TAREFA PROPOSTA 1> Transcreva da reportagem tudo desde "André Guilherme Vieira" até "MP seja revogada.".
TAREFA PROPOSTA 2> Com base na reportagem, indique se cada afirmação abaixo está de acordo com ela, respondendo sim ou não e citando literalmente as palavras que decidem a resposta. (a) Fabiano Angélico cursa doutorado em administração pública na FGV. (b) Fabiano Angélico defende que a MP seja mantida. (c) Segundo Fabiano Angélico, o ministério da Economia não sofrerá efeitos da medida.
TAREFA PROPOSTA 3> Liste todos os grupos de profissionais que, segundo a fala de Fabiano Angélico na reportagem, usam a LAI em seu trabalho.

TRECHO FORNECIDO>
# # # # #

Valor Econômico, v. 20, n. 4967, 25/03/2020. Brasil, p. A11

Pesquisadores veem impacto imediato da medida

André Guilherme Vieira


A Medida Provisória (MP) assinada pelo presidente Jair Bolsonaro que permite que órgãos públicos deixem de responder pedidos feitos pela Lei de Acesso à Informação (LAI) durante a pandemia do coronavírus prejudica a execução de políticas públicas e evidencia o autoritarismo do chefe do Executivo. A avaliação é do pesquisador em integridade e transparência no setor público e doutorando em administração pública pela FGV, Fabiano Angélico. “Há um impacto imediato em nível técnico-operacional, porque pesquisadores, jornalistas e servidores públicos usam a LAI para ter acesso a dados fundamentais à execução de seu trabalho. É péssimo e afeta de imediato todas as políticas públicas”, afirma o pesquisador, que defende que a MP seja revogada.

“Apesar de o foco agora ser a saúde pública, todos os outros ministérios estão operativos, e o ministério da Economia certamente será impactado por essa medida. E há impacto imediato na prestação de contas públicas”, diz Angélico.

# # # # #

Dados de previsão de caixas delimitadoras

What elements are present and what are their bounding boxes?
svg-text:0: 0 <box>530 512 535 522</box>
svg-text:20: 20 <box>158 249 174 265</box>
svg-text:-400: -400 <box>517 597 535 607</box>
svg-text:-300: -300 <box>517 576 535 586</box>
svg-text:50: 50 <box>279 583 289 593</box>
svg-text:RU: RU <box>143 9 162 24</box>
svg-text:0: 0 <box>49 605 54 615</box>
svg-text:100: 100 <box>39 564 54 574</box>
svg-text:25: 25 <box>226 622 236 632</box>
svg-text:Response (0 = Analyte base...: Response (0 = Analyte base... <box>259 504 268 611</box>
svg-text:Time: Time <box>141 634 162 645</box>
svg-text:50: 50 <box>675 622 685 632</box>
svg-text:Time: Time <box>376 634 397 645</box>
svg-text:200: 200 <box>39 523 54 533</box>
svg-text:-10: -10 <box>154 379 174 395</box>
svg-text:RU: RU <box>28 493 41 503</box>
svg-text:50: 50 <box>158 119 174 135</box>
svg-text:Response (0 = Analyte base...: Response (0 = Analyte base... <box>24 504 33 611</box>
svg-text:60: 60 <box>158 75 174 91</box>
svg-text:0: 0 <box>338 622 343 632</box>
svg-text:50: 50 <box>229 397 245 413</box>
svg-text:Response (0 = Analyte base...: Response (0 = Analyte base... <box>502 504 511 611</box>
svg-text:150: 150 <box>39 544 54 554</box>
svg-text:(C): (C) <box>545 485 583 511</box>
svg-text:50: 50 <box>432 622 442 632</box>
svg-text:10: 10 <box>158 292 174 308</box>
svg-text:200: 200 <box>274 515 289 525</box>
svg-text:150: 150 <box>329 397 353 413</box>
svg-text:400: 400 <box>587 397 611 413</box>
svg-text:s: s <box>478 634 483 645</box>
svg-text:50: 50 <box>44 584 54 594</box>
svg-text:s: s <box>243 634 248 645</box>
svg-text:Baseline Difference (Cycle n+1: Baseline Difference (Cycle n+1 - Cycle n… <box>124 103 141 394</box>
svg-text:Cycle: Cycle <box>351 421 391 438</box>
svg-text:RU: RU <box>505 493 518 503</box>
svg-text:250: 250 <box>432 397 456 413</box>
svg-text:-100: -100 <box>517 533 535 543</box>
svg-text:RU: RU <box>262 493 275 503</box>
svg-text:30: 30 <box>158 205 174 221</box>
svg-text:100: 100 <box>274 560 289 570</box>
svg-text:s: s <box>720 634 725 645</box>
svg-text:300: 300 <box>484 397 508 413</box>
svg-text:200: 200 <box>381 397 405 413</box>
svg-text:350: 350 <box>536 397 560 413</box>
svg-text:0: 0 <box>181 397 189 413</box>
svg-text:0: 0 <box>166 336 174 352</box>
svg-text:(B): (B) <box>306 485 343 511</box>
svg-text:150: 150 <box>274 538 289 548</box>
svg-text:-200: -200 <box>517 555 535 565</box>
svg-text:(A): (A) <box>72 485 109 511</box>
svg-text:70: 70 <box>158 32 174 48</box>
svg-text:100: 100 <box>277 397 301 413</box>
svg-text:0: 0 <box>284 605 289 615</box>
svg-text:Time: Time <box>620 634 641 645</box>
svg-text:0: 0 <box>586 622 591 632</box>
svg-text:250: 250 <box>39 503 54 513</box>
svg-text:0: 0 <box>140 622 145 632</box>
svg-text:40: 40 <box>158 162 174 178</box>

# # # # #

ESPAÇO DE RESPOSTA 1>
André Guilherme Vieira


A Medida Provisória (MP) assinada pelo presidente Jair Bolsonaro que permite que órgãos públicos deixem de responder pedidos feitos pela Lei de Acesso à Informação (LAI) durante a pandemia do coronavírus prejudica a execução de políticas públicas e evidencia o autoritarismo do chefe do Executivo. A avaliação é do pesquisador em integridade e transparência no setor público e doutorando em administração pública pela FGV, Fabiano Angélico. “Há um impacto imediato em nível técnico-operacional, porque pesquisadores, jornalistas e servidores públicos usam a LAI para ter acesso a dados fundamentais à execução de seu trabalho. É péssimo e afeta de imediato todas as políticas públicas”, afirma o pesquisador, que defende que a MP seja revogada.

ESPAÇO DE RESPOSTA 2>
(a) Sim: "doutorando em administração pública pela FGV"
(b) Não: "que defende que a MP seja revogada"
(c) Não: "o ministério da Economia certamente será impactado por essa medida"

ESPAÇO DE RESPOSTA 3>
pesquisadores
jornalistas
servidores públicos